Figure content listings
####

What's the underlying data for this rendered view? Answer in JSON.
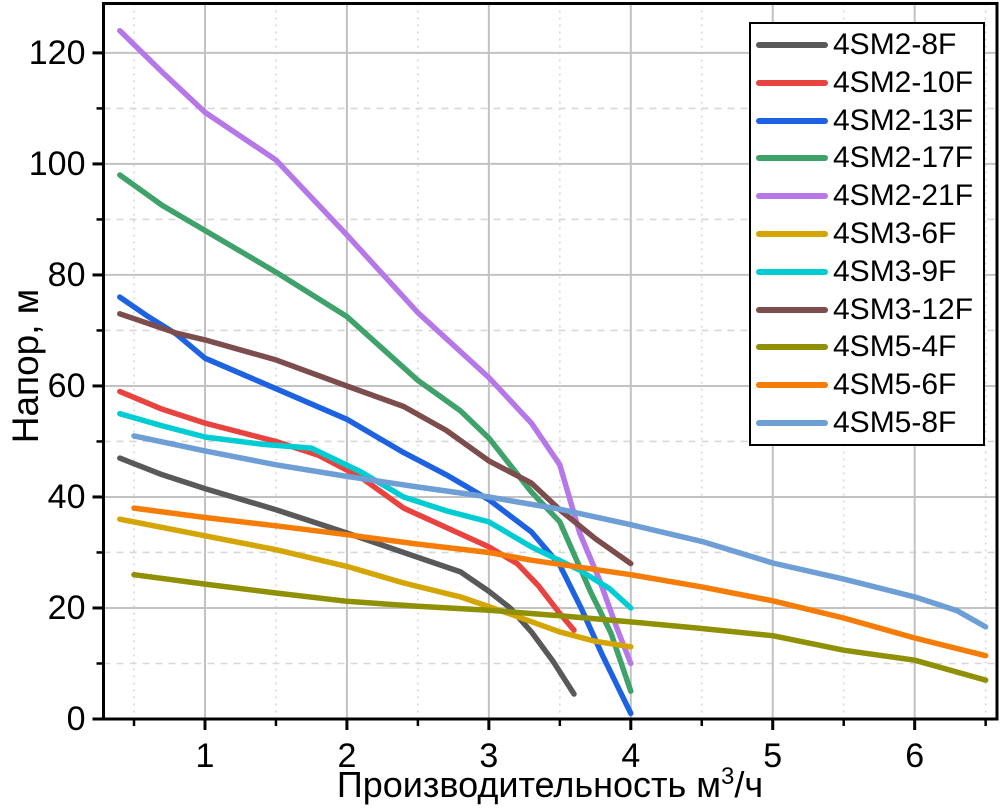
{
  "axis_titles": {
    "y": "Напор, м",
    "x_prefix": "Производительность м",
    "x_superscript": "3",
    "x_suffix": "/ч"
  },
  "chart_data": {
    "type": "line",
    "title": "",
    "xlabel": "Производительность м³/ч",
    "ylabel": "Напор, м",
    "xlim": [
      0.285,
      6.58
    ],
    "ylim": [
      0,
      128.9
    ],
    "grid": {
      "major_color": "#c2c2c2",
      "minor_color": "#d8d8d8",
      "major_on": true,
      "minor_on": true
    },
    "legend_position": "top-right",
    "x_major_ticks": [
      1,
      2,
      3,
      4,
      5,
      6
    ],
    "x_tick_labels": [
      "1",
      "2",
      "3",
      "4",
      "5",
      "6"
    ],
    "x_minor_ticks": [
      0.5,
      1.5,
      2.5,
      3.5,
      4.5,
      5.5,
      6.5
    ],
    "y_major_ticks": [
      0,
      20,
      40,
      60,
      80,
      100,
      120
    ],
    "y_tick_labels": [
      "0",
      "20",
      "40",
      "60",
      "80",
      "100",
      "120"
    ],
    "y_minor_ticks": [
      10,
      30,
      50,
      70,
      90,
      110
    ],
    "series": [
      {
        "name": "4SM2-8F",
        "color": "#595959",
        "points": [
          [
            0.4,
            47
          ],
          [
            0.7,
            44
          ],
          [
            1,
            41.5
          ],
          [
            1.5,
            37.7
          ],
          [
            2,
            33.5
          ],
          [
            2.4,
            30
          ],
          [
            2.8,
            26.5
          ],
          [
            3,
            23
          ],
          [
            3.15,
            20
          ],
          [
            3.3,
            15.7
          ],
          [
            3.45,
            10.5
          ],
          [
            3.6,
            4.5
          ]
        ]
      },
      {
        "name": "4SM2-10F",
        "color": "#e8433e",
        "points": [
          [
            0.4,
            59
          ],
          [
            0.7,
            55.8
          ],
          [
            1,
            53.3
          ],
          [
            1.5,
            50
          ],
          [
            1.8,
            47.5
          ],
          [
            2.1,
            43.5
          ],
          [
            2.4,
            38
          ],
          [
            2.7,
            34.5
          ],
          [
            3,
            31
          ],
          [
            3.2,
            28
          ],
          [
            3.35,
            24
          ],
          [
            3.5,
            19
          ],
          [
            3.6,
            16
          ]
        ]
      },
      {
        "name": "4SM2-13F",
        "color": "#1d62e0",
        "points": [
          [
            0.4,
            76
          ],
          [
            0.6,
            72.5
          ],
          [
            0.8,
            69.3
          ],
          [
            1,
            65
          ],
          [
            1.5,
            59.5
          ],
          [
            2,
            54
          ],
          [
            2.4,
            48
          ],
          [
            2.7,
            44
          ],
          [
            3,
            39.5
          ],
          [
            3.3,
            33.7
          ],
          [
            3.5,
            27.7
          ],
          [
            3.65,
            20
          ],
          [
            3.8,
            11.5
          ],
          [
            4,
            1
          ]
        ]
      },
      {
        "name": "4SM2-17F",
        "color": "#3fa26a",
        "points": [
          [
            0.4,
            98
          ],
          [
            0.7,
            92.5
          ],
          [
            1,
            88
          ],
          [
            1.5,
            80.5
          ],
          [
            2,
            72.5
          ],
          [
            2.5,
            61
          ],
          [
            2.8,
            55.5
          ],
          [
            3,
            50.6
          ],
          [
            3.3,
            40.9
          ],
          [
            3.5,
            35.5
          ],
          [
            3.72,
            22.7
          ],
          [
            3.86,
            15.5
          ],
          [
            4,
            5
          ]
        ]
      },
      {
        "name": "4SM2-21F",
        "color": "#b678e8",
        "points": [
          [
            0.4,
            124
          ],
          [
            0.7,
            116.5
          ],
          [
            1,
            109.3
          ],
          [
            1.5,
            100.7
          ],
          [
            2,
            87.2
          ],
          [
            2.5,
            73.2
          ],
          [
            3,
            61.5
          ],
          [
            3.3,
            53.3
          ],
          [
            3.5,
            45.8
          ],
          [
            3.64,
            33.5
          ],
          [
            3.78,
            25
          ],
          [
            3.9,
            16.5
          ],
          [
            4,
            10
          ]
        ]
      },
      {
        "name": "4SM3-6F",
        "color": "#d4a503",
        "points": [
          [
            0.4,
            36
          ],
          [
            1,
            33
          ],
          [
            1.5,
            30.5
          ],
          [
            2,
            27.5
          ],
          [
            2.4,
            24.5
          ],
          [
            2.8,
            22
          ],
          [
            3.13,
            19.1
          ],
          [
            3.5,
            15.7
          ],
          [
            3.75,
            14
          ],
          [
            4,
            13
          ]
        ]
      },
      {
        "name": "4SM3-9F",
        "color": "#00ccd4",
        "points": [
          [
            0.4,
            55
          ],
          [
            0.7,
            52.8
          ],
          [
            1,
            50.8
          ],
          [
            1.4,
            49.5
          ],
          [
            1.75,
            48.8
          ],
          [
            2.1,
            44.5
          ],
          [
            2.4,
            40
          ],
          [
            2.7,
            37.5
          ],
          [
            3,
            35.5
          ],
          [
            3.3,
            31
          ],
          [
            3.64,
            26.8
          ],
          [
            3.85,
            23.5
          ],
          [
            4,
            20
          ]
        ]
      },
      {
        "name": "4SM3-12F",
        "color": "#7d4d4d",
        "points": [
          [
            0.4,
            73
          ],
          [
            0.8,
            69.5
          ],
          [
            1,
            68.3
          ],
          [
            1.5,
            64.7
          ],
          [
            2,
            60
          ],
          [
            2.4,
            56.3
          ],
          [
            2.7,
            52
          ],
          [
            3,
            46.5
          ],
          [
            3.3,
            42.5
          ],
          [
            3.5,
            37.7
          ],
          [
            3.75,
            32.5
          ],
          [
            4,
            28
          ]
        ]
      },
      {
        "name": "4SM5-4F",
        "color": "#8f9004",
        "points": [
          [
            0.5,
            26
          ],
          [
            1,
            24.3
          ],
          [
            1.5,
            22.7
          ],
          [
            2,
            21.2
          ],
          [
            2.5,
            20.3
          ],
          [
            3,
            19.6
          ],
          [
            3.5,
            18.6
          ],
          [
            4,
            17.5
          ],
          [
            4.5,
            16.3
          ],
          [
            5,
            15
          ],
          [
            5.5,
            12.4
          ],
          [
            6,
            10.6
          ],
          [
            6.5,
            7
          ]
        ]
      },
      {
        "name": "4SM5-6F",
        "color": "#f57d07",
        "points": [
          [
            0.5,
            38
          ],
          [
            1,
            36.3
          ],
          [
            1.5,
            34.8
          ],
          [
            2,
            33.2
          ],
          [
            2.5,
            31.5
          ],
          [
            3,
            30
          ],
          [
            3.3,
            28.6
          ],
          [
            4,
            26
          ],
          [
            4.5,
            23.8
          ],
          [
            5,
            21.3
          ],
          [
            5.5,
            18.2
          ],
          [
            6,
            14.6
          ],
          [
            6.5,
            11.4
          ]
        ]
      },
      {
        "name": "4SM5-8F",
        "color": "#6d9ed6",
        "points": [
          [
            0.5,
            51
          ],
          [
            1,
            48.3
          ],
          [
            1.5,
            45.8
          ],
          [
            2,
            43.7
          ],
          [
            2.5,
            41.8
          ],
          [
            3,
            40
          ],
          [
            3.5,
            37.8
          ],
          [
            4,
            35
          ],
          [
            4.5,
            32
          ],
          [
            5,
            28.1
          ],
          [
            5.5,
            25.2
          ],
          [
            6,
            22
          ],
          [
            6.3,
            19.5
          ],
          [
            6.5,
            16.6
          ]
        ]
      }
    ]
  }
}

####

=== TASK DETAILS ===
Show every line of the records above that contains the word "name".

=== SOLVED EXERCISE ===
        "name": "4SM2-8F",
        "name": "4SM2-10F",
        "name": "4SM2-13F",
        "name": "4SM2-17F",
        "name": "4SM2-21F",
        "name": "4SM3-6F",
        "name": "4SM3-9F",
        "name": "4SM3-12F",
        "name": "4SM5-4F",
        "name": "4SM5-6F",
        "name": "4SM5-8F",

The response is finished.